**What the task asks**
Format every line of the rows below as a JSON list of strings, one string per line, with blank lines dropped and the pictures omitted.

****************

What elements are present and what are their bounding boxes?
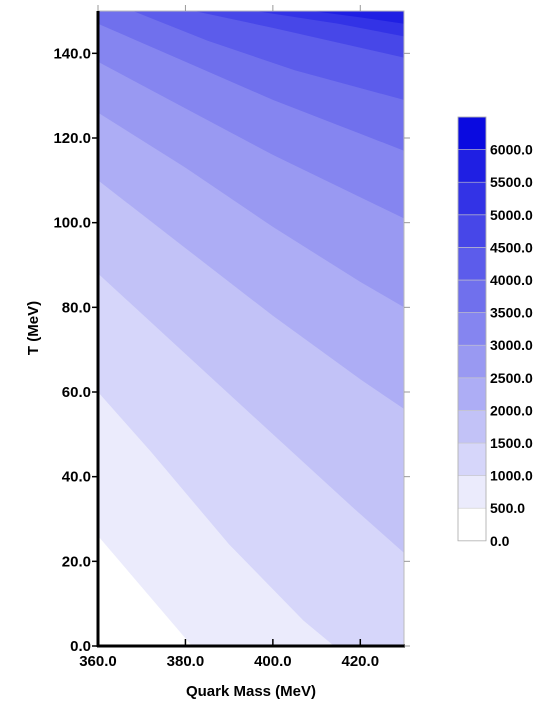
x-tick-label: 360.0 xyxy=(79,653,117,670)
legend-swatch xyxy=(457,312,487,346)
x-tick-label: 400.0 xyxy=(254,653,292,670)
contour-band-11 xyxy=(98,11,404,24)
legend-label: 0.0 xyxy=(490,533,510,549)
y-tick-label: 0.0 xyxy=(70,638,91,655)
legend-swatch xyxy=(457,247,487,281)
legend-label: 3000.0 xyxy=(490,337,533,353)
legend-swatch xyxy=(457,279,487,313)
x-axis-label: Quark Mass (MeV) xyxy=(186,683,316,700)
legend-swatch xyxy=(457,149,487,183)
x-tick-label: 380.0 xyxy=(167,653,205,670)
y-tick-label: 80.0 xyxy=(62,299,91,316)
y-tick-label: 120.0 xyxy=(53,130,91,147)
legend-label: 1000.0 xyxy=(490,468,533,484)
legend-swatch xyxy=(457,377,487,411)
legend-frame xyxy=(457,116,487,542)
legend-label: 4000.0 xyxy=(490,272,533,288)
legend-label: 3500.0 xyxy=(490,305,533,321)
y-tick-label: 100.0 xyxy=(53,215,91,232)
x-axis-ticks: 360.0 380.0 400.0 420.0 xyxy=(79,5,379,670)
contour-band-10 xyxy=(98,11,404,37)
contour-band-9 xyxy=(98,11,404,58)
y-tick-label: 20.0 xyxy=(62,553,91,570)
x-tick-label: 420.0 xyxy=(342,653,380,670)
legend-swatch xyxy=(457,181,487,216)
legend-label: 5000.0 xyxy=(490,207,533,223)
plot-area xyxy=(98,11,404,646)
legend-label: 5500.0 xyxy=(490,174,533,190)
legend-label: 1500.0 xyxy=(490,435,533,451)
legend-swatch xyxy=(457,214,487,248)
legend-label: 4500.0 xyxy=(490,239,533,255)
y-axis-label: T (MeV) xyxy=(25,301,42,355)
y-tick-label: 60.0 xyxy=(62,384,91,401)
legend-swatch xyxy=(457,507,487,542)
legend-label: 2500.0 xyxy=(490,370,533,386)
y-tick-label: 40.0 xyxy=(62,469,91,486)
legend-swatch xyxy=(457,442,487,476)
legend-label: 2000.0 xyxy=(490,402,533,418)
y-tick-label: 140.0 xyxy=(53,45,91,62)
legend-swatch xyxy=(457,116,487,150)
legend-label: 6000.0 xyxy=(490,142,533,158)
legend-label: 500.0 xyxy=(490,500,525,516)
y-axis-ticks: 0.0 20.0 40.0 60.0 80.0 100.0 120.0 140.0 xyxy=(53,45,410,655)
legend-swatch xyxy=(457,475,487,509)
legend-swatch xyxy=(457,344,487,379)
legend-swatch xyxy=(457,410,487,444)
color-legend: 0.0 500.0 1000.0 1500.0 2000.0 2500.0 3000.0 35… xyxy=(457,116,533,549)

****************

**Result of this task**
[
  "What elements are present and what are their bounding boxes?",
  "x-tick-label: 360.0 xyxy=(79,653,117,670)",
  "legend-swatch xyxy=(457,312,487,346)",
  "x-tick-label: 400.0 xyxy=(254,653,292,670)",
  "contour-band-11 xyxy=(98,11,404,24)",
  "legend-label: 0.0 xyxy=(490,533,510,549)",
  "y-tick-label: 0.0 xyxy=(70,638,91,655)",
  "legend-swatch xyxy=(457,247,487,281)",
  "legend-label: 3000.0 xyxy=(490,337,533,353)",
  "legend-swatch xyxy=(457,279,487,313)",
  "x-axis-label: Quark Mass (MeV) xyxy=(186,683,316,700)",
  "legend-swatch xyxy=(457,149,487,183)",
  "x-tick-label: 380.0 xyxy=(167,653,205,670)",
  "y-tick-label: 80.0 xyxy=(62,299,91,316)",
  "y-tick-label: 120.0 xyxy=(53,130,91,147)",
  "legend-label: 1000.0 xyxy=(490,468,533,484)",
  "legend-swatch xyxy=(457,377,487,411)",
  "legend-frame xyxy=(457,116,487,542)",
  "legend-label: 4000.0 xyxy=(490,272,533,288)",
  "legend-label: 3500.0 xyxy=(490,305,533,321)",
  "y-tick-label: 100.0 xyxy=(53,215,91,232)",
  "x-axis-ticks: 360.0 380.0 400.0 420.0 xyxy=(79,5,379,670)",
  "contour-band-10 xyxy=(98,11,404,37)",
  "contour-band-9 xyxy=(98,11,404,58)",
  "y-tick-label: 20.0 xyxy=(62,553,91,570)",
  "x-tick-label: 420.0 xyxy=(342,653,380,670)",
  "legend-swatch xyxy=(457,181,487,216)",
  "legend-label: 5000.0 xyxy=(490,207,533,223)",
  "plot-area xyxy=(98,11,404,646)",
  "legend-label: 5500.0 xyxy=(490,174,533,190)",
  "legend-label: 1500.0 xyxy=(490,435,533,451)",
  "legend-swatch xyxy=(457,214,487,248)",
  "legend-label: 4500.0 xyxy=(490,239,533,255)",
  "y-axis-label: T (MeV) xyxy=(25,301,42,355)",
  "y-tick-label: 60.0 xyxy=(62,384,91,401)",
  "legend-swatch xyxy=(457,507,487,542)",
  "legend-label: 2500.0 xyxy=(490,370,533,386)",
  "y-tick-label: 40.0 xyxy=(62,469,91,486)",
  "legend-swatch xyxy=(457,442,487,476)",
  "legend-label: 2000.0 xyxy=(490,402,533,418)",
  "y-tick-label: 140.0 xyxy=(53,45,91,62)",
  "legend-swatch xyxy=(457,116,487,150)",
  "legend-label: 6000.0 xyxy=(490,142,533,158)",
  "legend-label: 500.0 xyxy=(490,500,525,516)",
  "y-axis-ticks: 0.0 20.0 40.0 60.0 80.0 100.0 120.0 140.0 xyxy=(53,45,410,655)",
  "legend-swatch xyxy=(457,475,487,509)",
  "legend-swatch xyxy=(457,344,487,379)",
  "legend-swatch xyxy=(457,410,487,444)",
  "color-legend: 0.0 500.0 1000.0 1500.0 2000.0 2500.0 3000.0 35… xyxy=(457,116,533,549)"
]